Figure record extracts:
__________________________________________________
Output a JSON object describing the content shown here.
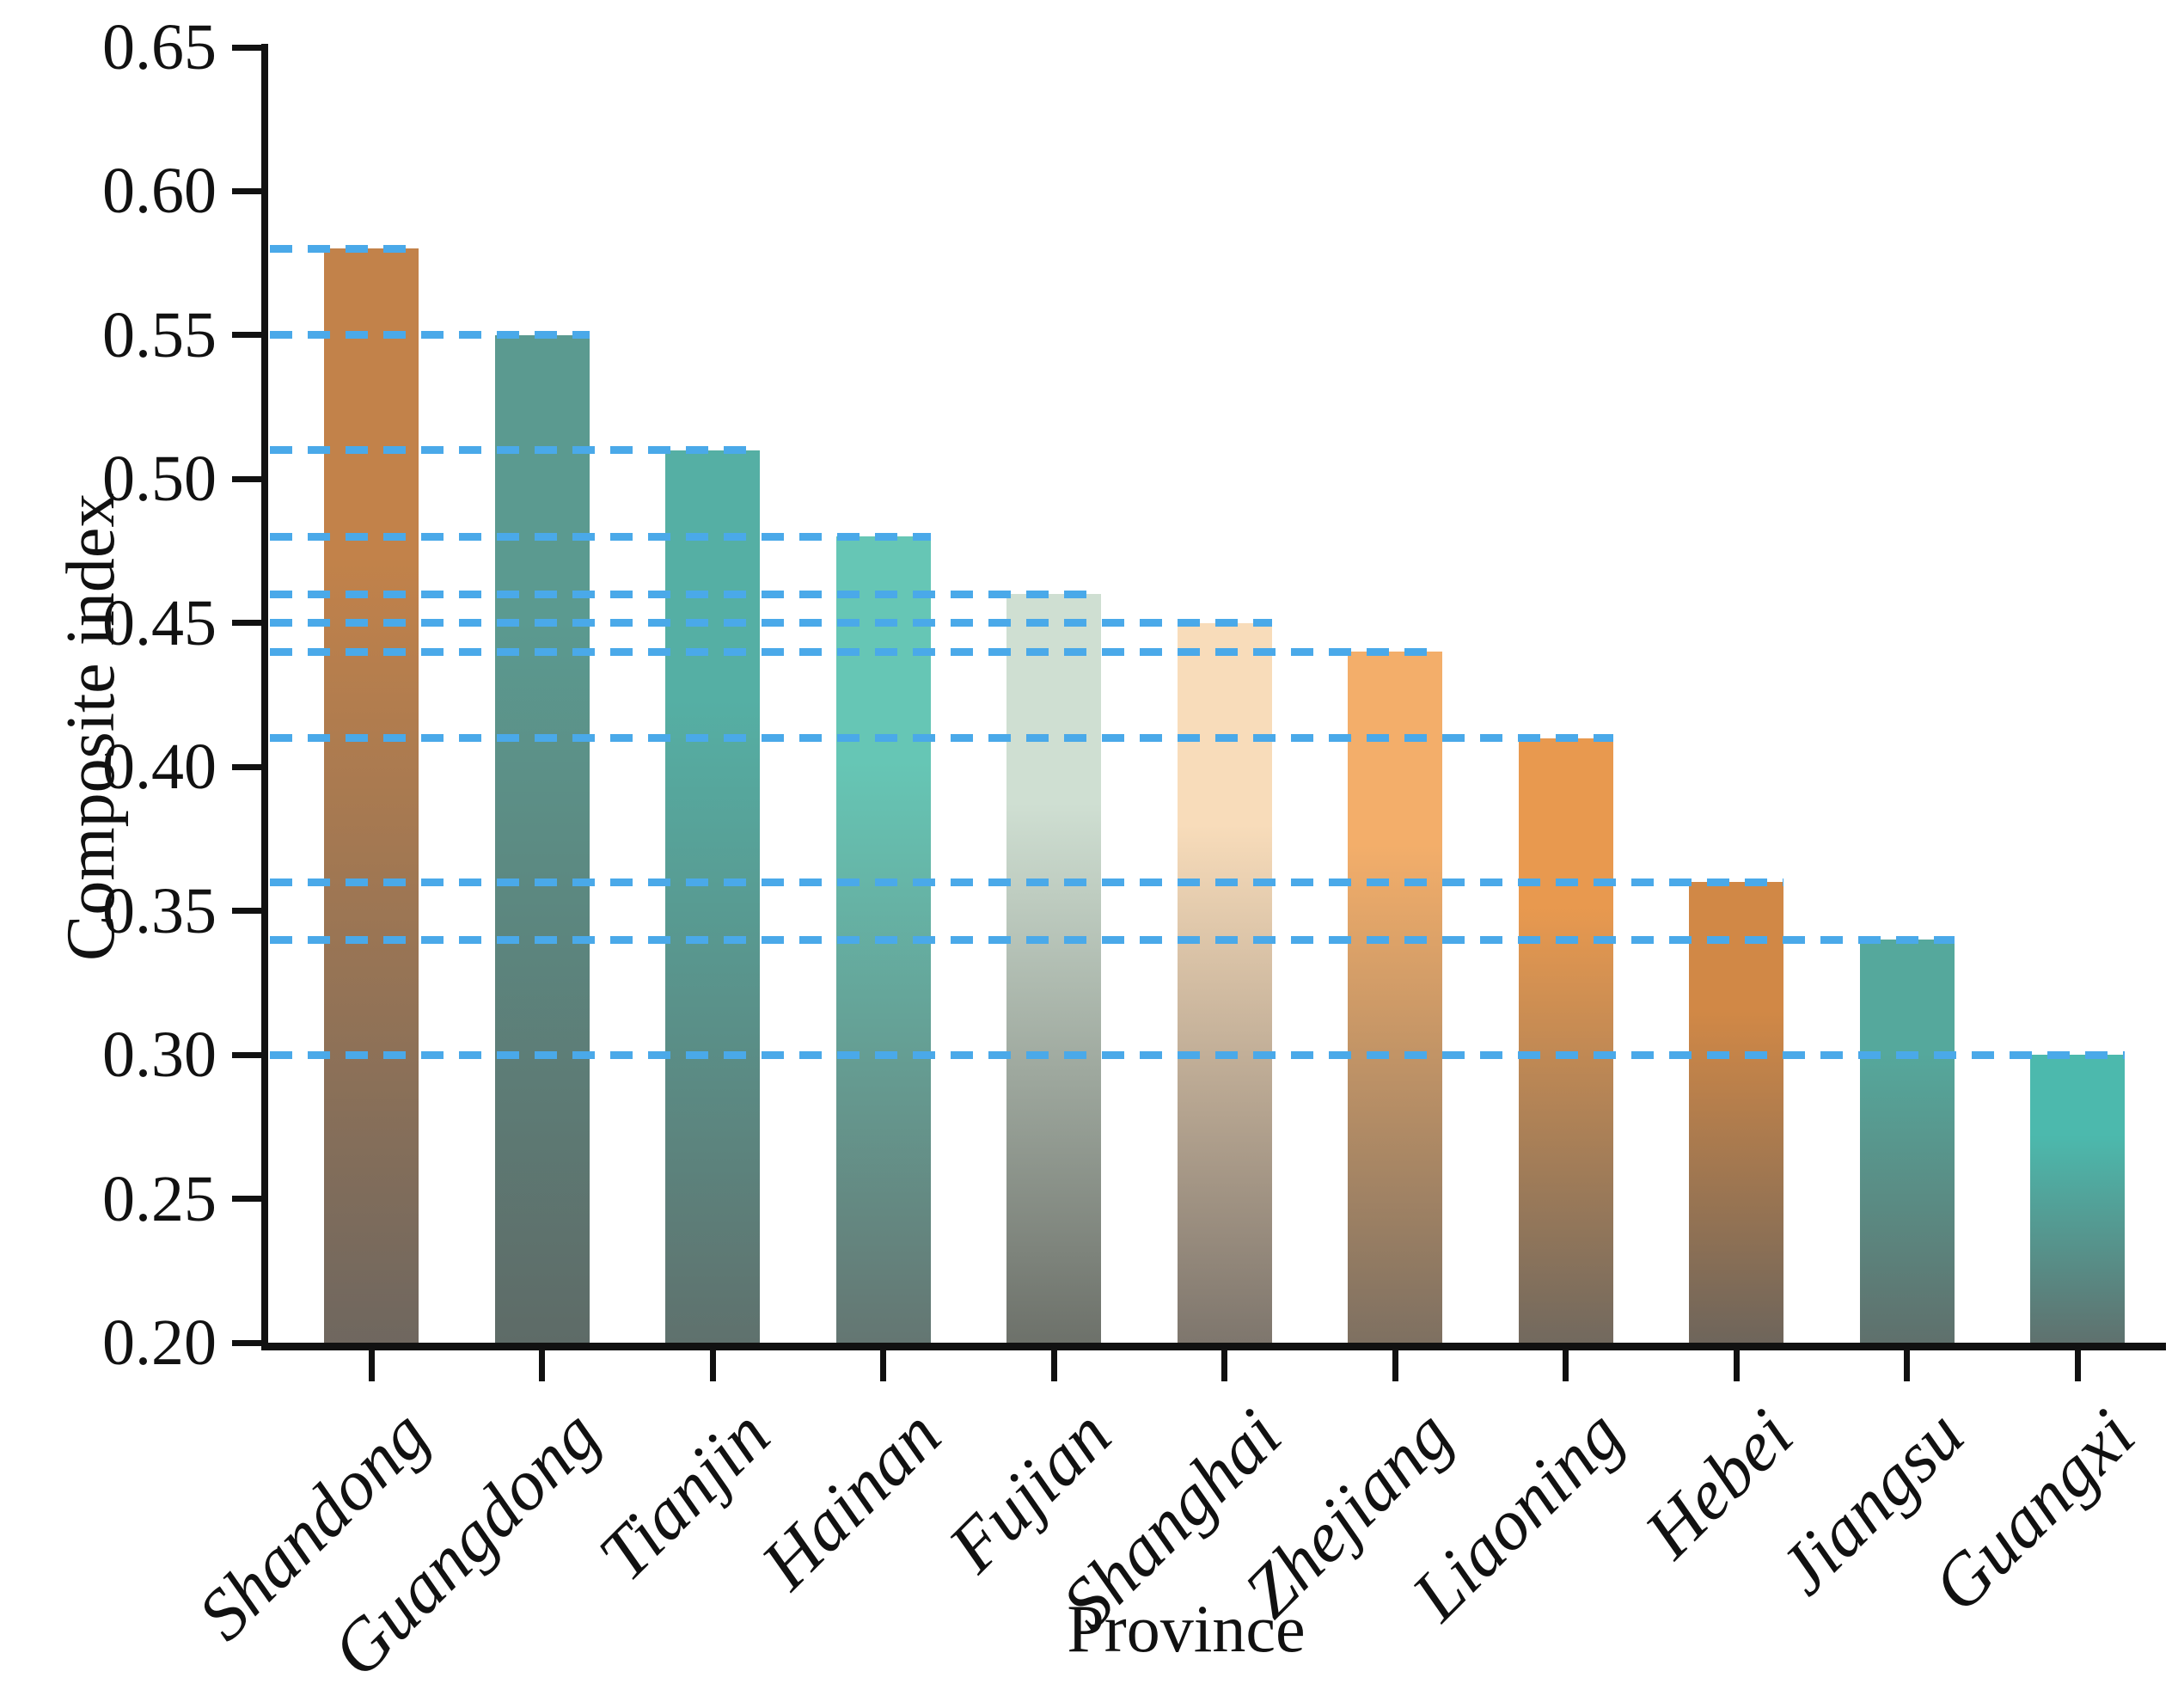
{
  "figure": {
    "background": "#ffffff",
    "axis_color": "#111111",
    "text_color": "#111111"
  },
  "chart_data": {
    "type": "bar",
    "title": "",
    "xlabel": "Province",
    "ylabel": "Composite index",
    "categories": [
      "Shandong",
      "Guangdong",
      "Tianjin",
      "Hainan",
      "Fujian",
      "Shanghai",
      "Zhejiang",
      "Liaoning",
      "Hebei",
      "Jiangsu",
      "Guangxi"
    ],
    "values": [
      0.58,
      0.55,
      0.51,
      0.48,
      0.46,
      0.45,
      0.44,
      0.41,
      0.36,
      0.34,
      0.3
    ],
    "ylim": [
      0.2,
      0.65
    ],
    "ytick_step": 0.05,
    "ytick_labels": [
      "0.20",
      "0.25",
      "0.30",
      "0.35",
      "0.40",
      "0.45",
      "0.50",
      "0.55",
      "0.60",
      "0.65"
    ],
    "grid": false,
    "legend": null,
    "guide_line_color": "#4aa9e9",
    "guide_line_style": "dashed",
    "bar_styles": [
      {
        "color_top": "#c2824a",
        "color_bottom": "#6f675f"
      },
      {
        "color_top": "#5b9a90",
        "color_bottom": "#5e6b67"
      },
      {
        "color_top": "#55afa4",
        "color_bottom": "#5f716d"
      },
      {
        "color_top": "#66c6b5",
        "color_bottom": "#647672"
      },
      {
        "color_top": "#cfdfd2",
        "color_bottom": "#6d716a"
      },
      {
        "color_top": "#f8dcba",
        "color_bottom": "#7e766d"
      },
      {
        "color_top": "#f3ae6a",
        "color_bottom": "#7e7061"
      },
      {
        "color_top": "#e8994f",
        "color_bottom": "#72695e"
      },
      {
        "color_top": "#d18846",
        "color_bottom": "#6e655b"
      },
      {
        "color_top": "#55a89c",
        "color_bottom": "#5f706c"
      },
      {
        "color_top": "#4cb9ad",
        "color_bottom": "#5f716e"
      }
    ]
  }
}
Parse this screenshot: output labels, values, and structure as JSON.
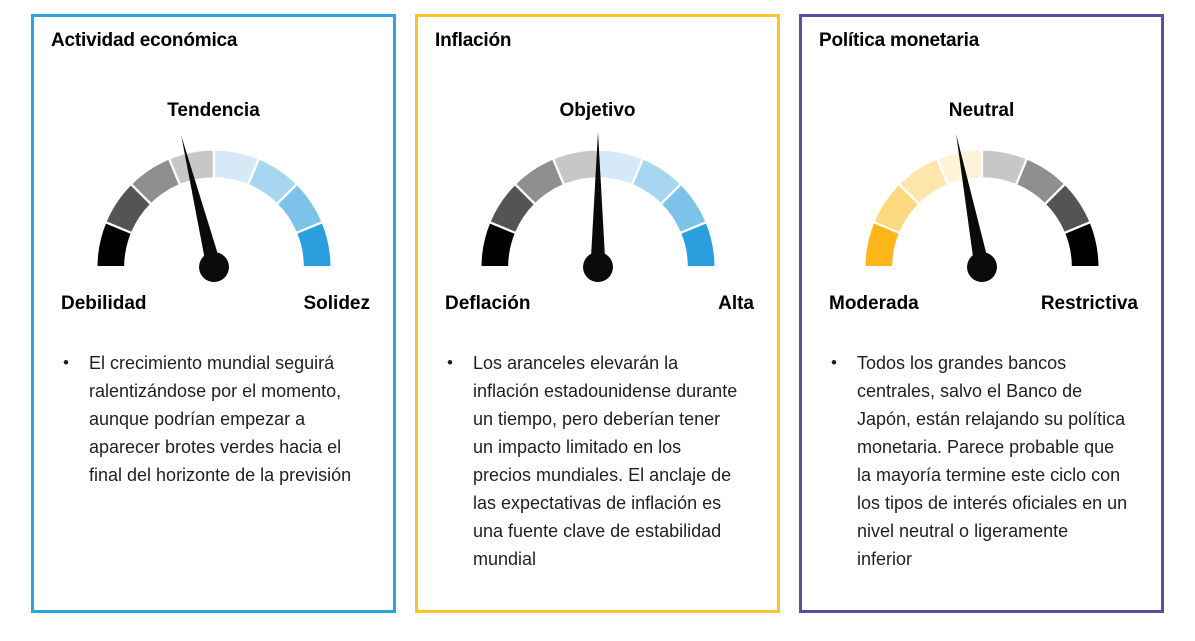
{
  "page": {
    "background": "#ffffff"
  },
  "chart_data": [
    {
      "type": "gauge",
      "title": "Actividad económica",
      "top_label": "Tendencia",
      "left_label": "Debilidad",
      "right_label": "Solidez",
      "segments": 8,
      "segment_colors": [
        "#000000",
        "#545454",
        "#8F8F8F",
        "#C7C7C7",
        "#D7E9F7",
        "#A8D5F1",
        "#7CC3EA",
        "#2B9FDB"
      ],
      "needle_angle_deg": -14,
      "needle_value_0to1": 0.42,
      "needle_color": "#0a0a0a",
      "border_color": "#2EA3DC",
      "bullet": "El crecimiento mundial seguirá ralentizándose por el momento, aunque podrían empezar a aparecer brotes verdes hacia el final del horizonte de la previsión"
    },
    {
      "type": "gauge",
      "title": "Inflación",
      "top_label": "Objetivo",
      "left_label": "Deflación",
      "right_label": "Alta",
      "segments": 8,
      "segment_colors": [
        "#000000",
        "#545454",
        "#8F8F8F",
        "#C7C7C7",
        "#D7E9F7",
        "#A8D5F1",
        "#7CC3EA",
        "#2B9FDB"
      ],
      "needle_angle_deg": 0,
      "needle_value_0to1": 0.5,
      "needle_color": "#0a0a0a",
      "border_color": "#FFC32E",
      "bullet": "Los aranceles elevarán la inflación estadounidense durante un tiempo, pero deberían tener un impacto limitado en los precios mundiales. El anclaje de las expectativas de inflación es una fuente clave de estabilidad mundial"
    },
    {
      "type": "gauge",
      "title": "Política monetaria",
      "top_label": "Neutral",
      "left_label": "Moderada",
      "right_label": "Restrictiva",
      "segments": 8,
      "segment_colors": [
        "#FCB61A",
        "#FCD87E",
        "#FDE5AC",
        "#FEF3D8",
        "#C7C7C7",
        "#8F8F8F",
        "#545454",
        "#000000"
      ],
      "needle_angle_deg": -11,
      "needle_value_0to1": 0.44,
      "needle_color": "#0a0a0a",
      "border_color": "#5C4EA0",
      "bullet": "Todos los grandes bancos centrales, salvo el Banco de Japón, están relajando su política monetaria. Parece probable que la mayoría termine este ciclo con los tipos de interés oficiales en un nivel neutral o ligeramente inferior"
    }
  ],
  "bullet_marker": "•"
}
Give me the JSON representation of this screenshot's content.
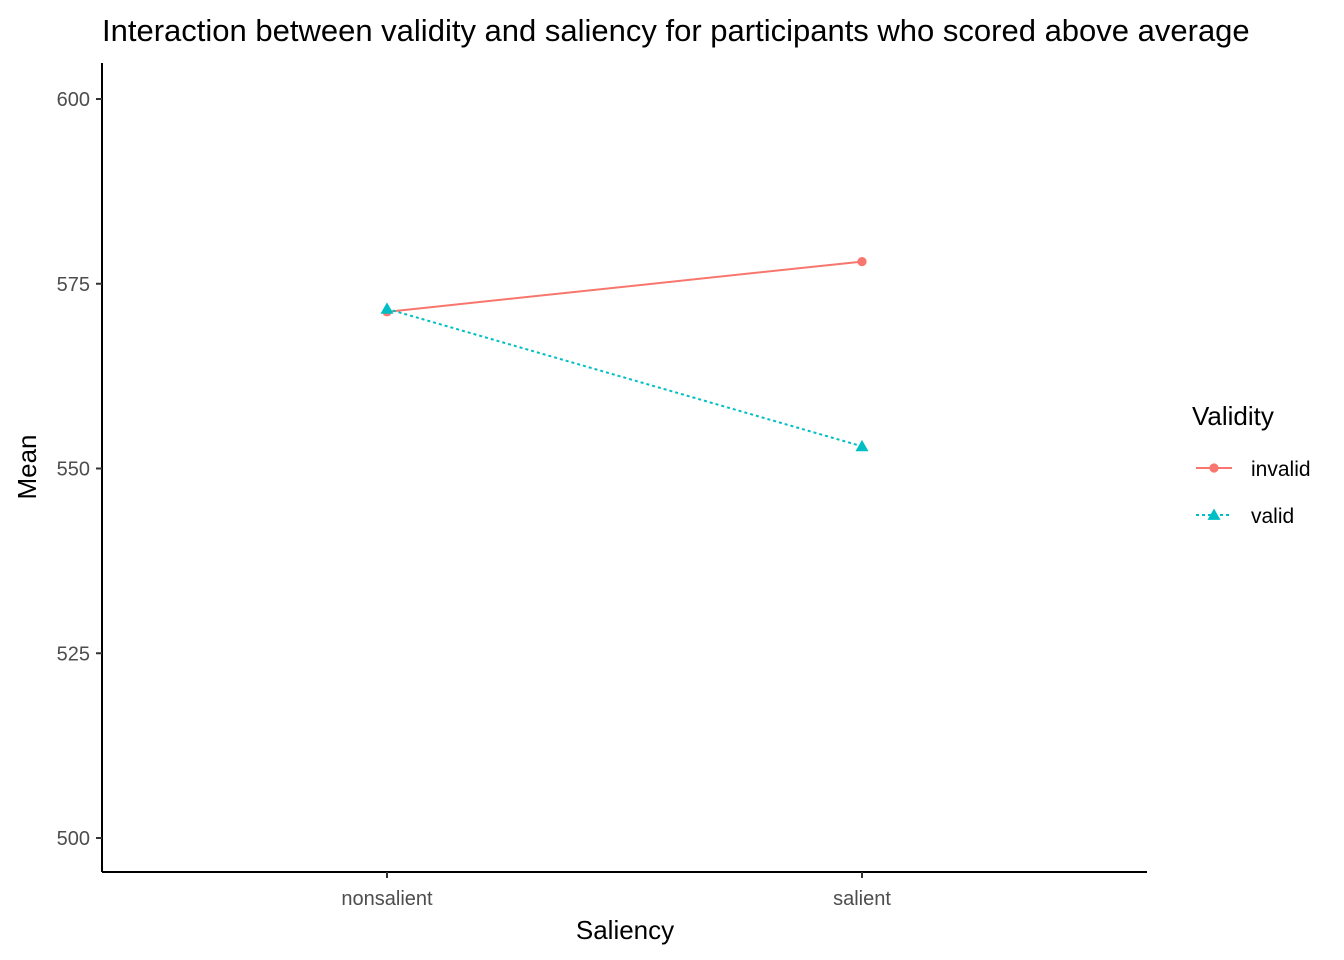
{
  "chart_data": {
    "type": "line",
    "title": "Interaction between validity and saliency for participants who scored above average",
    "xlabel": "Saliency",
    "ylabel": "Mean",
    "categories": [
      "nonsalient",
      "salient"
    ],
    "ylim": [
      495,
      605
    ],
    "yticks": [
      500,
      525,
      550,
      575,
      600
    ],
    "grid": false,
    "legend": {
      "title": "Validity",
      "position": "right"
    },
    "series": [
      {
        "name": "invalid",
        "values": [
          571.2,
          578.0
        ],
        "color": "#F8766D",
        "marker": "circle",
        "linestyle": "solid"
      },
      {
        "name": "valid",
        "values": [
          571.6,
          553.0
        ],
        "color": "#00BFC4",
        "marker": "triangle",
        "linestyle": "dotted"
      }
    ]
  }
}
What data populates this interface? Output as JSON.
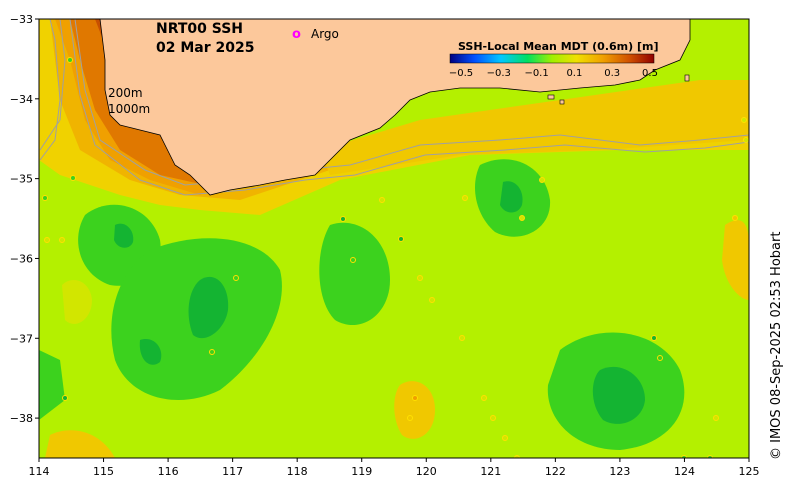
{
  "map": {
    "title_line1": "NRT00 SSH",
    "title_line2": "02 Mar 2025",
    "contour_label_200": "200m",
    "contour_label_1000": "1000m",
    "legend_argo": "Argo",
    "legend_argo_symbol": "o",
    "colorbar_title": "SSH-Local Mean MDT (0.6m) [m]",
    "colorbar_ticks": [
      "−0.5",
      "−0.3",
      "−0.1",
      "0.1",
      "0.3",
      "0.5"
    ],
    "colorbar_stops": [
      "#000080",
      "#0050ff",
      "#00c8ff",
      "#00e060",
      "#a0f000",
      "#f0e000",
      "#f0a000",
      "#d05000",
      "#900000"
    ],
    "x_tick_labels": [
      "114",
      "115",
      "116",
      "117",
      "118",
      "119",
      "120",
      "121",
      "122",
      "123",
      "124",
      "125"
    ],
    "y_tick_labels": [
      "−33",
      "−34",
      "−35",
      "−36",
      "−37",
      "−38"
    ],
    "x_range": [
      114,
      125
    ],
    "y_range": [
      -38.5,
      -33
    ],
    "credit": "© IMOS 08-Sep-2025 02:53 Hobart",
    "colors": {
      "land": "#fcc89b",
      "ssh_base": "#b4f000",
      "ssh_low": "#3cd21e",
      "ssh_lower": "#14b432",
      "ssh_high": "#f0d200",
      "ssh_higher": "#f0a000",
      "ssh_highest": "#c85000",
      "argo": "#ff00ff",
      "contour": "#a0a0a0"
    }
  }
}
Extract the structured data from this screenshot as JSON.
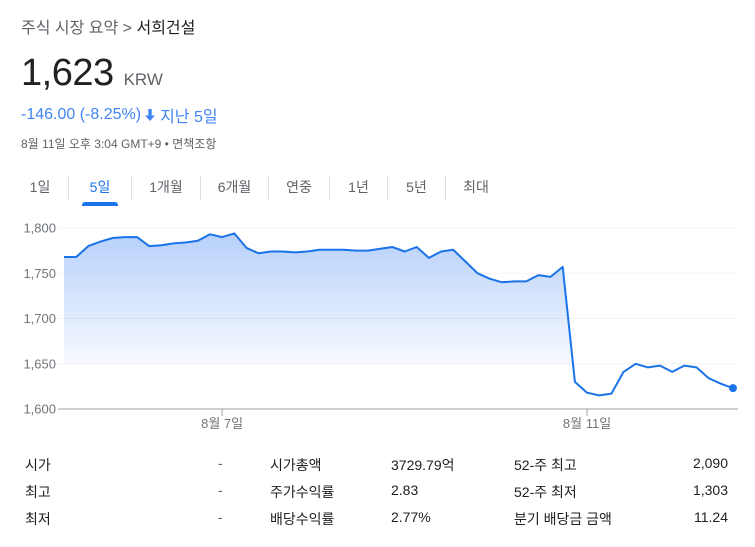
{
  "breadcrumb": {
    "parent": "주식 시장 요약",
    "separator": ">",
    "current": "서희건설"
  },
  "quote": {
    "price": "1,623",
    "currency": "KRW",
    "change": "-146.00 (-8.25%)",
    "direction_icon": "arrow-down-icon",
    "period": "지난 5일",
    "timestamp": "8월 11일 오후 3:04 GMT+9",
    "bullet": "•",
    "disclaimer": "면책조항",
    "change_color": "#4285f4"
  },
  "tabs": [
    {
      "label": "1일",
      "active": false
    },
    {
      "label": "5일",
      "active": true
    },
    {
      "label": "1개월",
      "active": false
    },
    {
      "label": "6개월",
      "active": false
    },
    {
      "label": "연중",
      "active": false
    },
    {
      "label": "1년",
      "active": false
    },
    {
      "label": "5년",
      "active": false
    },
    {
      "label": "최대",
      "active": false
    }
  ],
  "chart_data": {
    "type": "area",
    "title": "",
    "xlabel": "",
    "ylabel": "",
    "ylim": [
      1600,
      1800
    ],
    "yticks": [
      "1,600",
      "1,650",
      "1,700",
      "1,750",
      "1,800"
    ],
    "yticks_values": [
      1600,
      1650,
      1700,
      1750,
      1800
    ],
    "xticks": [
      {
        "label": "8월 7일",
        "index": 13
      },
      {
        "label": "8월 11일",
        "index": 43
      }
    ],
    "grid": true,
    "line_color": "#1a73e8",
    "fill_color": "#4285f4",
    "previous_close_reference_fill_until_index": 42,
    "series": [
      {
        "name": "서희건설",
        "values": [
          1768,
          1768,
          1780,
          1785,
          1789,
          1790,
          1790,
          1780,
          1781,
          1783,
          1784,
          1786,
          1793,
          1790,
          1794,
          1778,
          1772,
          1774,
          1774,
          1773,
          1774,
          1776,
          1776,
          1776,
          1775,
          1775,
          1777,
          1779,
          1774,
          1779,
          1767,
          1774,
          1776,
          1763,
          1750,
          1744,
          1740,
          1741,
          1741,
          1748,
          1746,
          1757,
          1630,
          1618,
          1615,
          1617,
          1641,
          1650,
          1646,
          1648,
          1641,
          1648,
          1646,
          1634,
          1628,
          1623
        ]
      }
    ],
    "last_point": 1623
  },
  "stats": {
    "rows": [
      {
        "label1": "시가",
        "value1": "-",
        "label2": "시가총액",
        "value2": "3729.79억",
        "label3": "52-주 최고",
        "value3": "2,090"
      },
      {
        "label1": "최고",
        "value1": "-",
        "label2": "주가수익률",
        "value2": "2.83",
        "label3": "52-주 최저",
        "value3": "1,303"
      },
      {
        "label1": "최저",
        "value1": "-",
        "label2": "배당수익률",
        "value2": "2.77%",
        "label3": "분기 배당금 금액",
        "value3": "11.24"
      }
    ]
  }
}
__________________________________________________
## [What you will do]
Gather up the lines containing the word "monetaria" from these records and copy them.

## [The answer]
      "title": "Política monetaria",
      "bullet": "Todos los grandes bancos centrales, salvo el Banco de Japón, están relajando su política monetaria. Parece probable que la mayoría termine este ciclo con los tipos de interés oficiales en un nivel neutral o ligeramente inferior"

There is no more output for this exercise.